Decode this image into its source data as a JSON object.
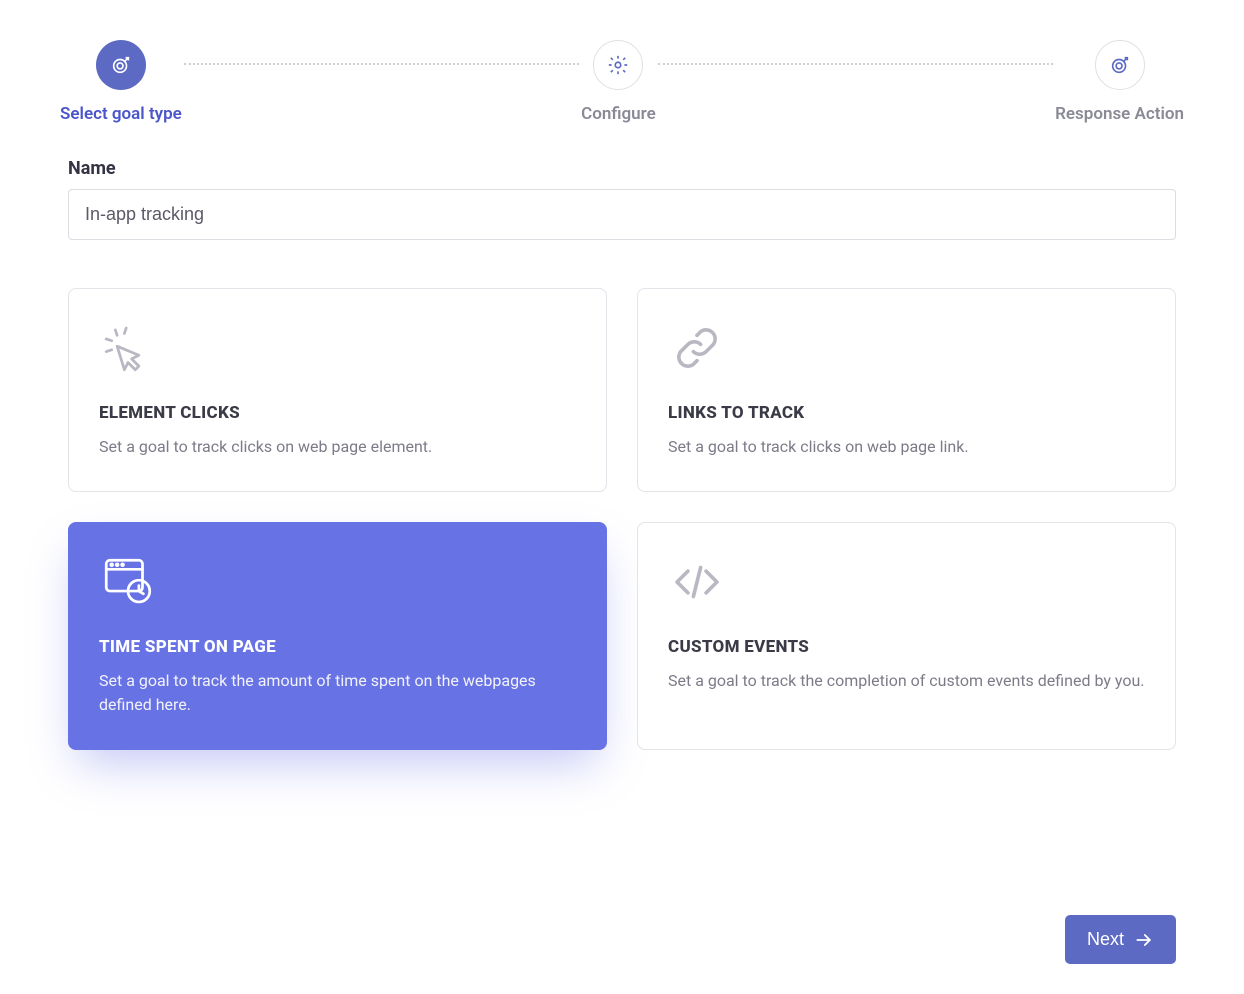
{
  "stepper": {
    "steps": [
      {
        "label": "Select goal type",
        "active": true
      },
      {
        "label": "Configure",
        "active": false
      },
      {
        "label": "Response Action",
        "active": false
      }
    ]
  },
  "form": {
    "name_label": "Name",
    "name_value": "In-app tracking"
  },
  "cards": [
    {
      "title": "ELEMENT CLICKS",
      "desc": "Set a goal to track clicks on web page element.",
      "selected": false,
      "icon": "click-icon"
    },
    {
      "title": "LINKS TO TRACK",
      "desc": "Set a goal to track clicks on web page link.",
      "selected": false,
      "icon": "link-icon"
    },
    {
      "title": "TIME SPENT ON PAGE",
      "desc": "Set a goal to track the amount of time spent on the webpages defined here.",
      "selected": true,
      "icon": "time-page-icon"
    },
    {
      "title": "CUSTOM EVENTS",
      "desc": "Set a goal to track the completion of custom events defined by you.",
      "selected": false,
      "icon": "code-icon"
    }
  ],
  "footer": {
    "next_label": "Next"
  }
}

+++

> SET EXERCISE: Quote the records in full and exactly; skip any image.

> SOLUTION:
Decode this image into its source data as a JSON object.
{
  "stepper": {
    "steps": [
      {
        "label": "Select goal type",
        "active": true
      },
      {
        "label": "Configure",
        "active": false
      },
      {
        "label": "Response Action",
        "active": false
      }
    ]
  },
  "form": {
    "name_label": "Name",
    "name_value": "In-app tracking"
  },
  "cards": [
    {
      "title": "ELEMENT CLICKS",
      "desc": "Set a goal to track clicks on web page element.",
      "selected": false,
      "icon": "click-icon"
    },
    {
      "title": "LINKS TO TRACK",
      "desc": "Set a goal to track clicks on web page link.",
      "selected": false,
      "icon": "link-icon"
    },
    {
      "title": "TIME SPENT ON PAGE",
      "desc": "Set a goal to track the amount of time spent on the webpages defined here.",
      "selected": true,
      "icon": "time-page-icon"
    },
    {
      "title": "CUSTOM EVENTS",
      "desc": "Set a goal to track the completion of custom events defined by you.",
      "selected": false,
      "icon": "code-icon"
    }
  ],
  "footer": {
    "next_label": "Next"
  }
}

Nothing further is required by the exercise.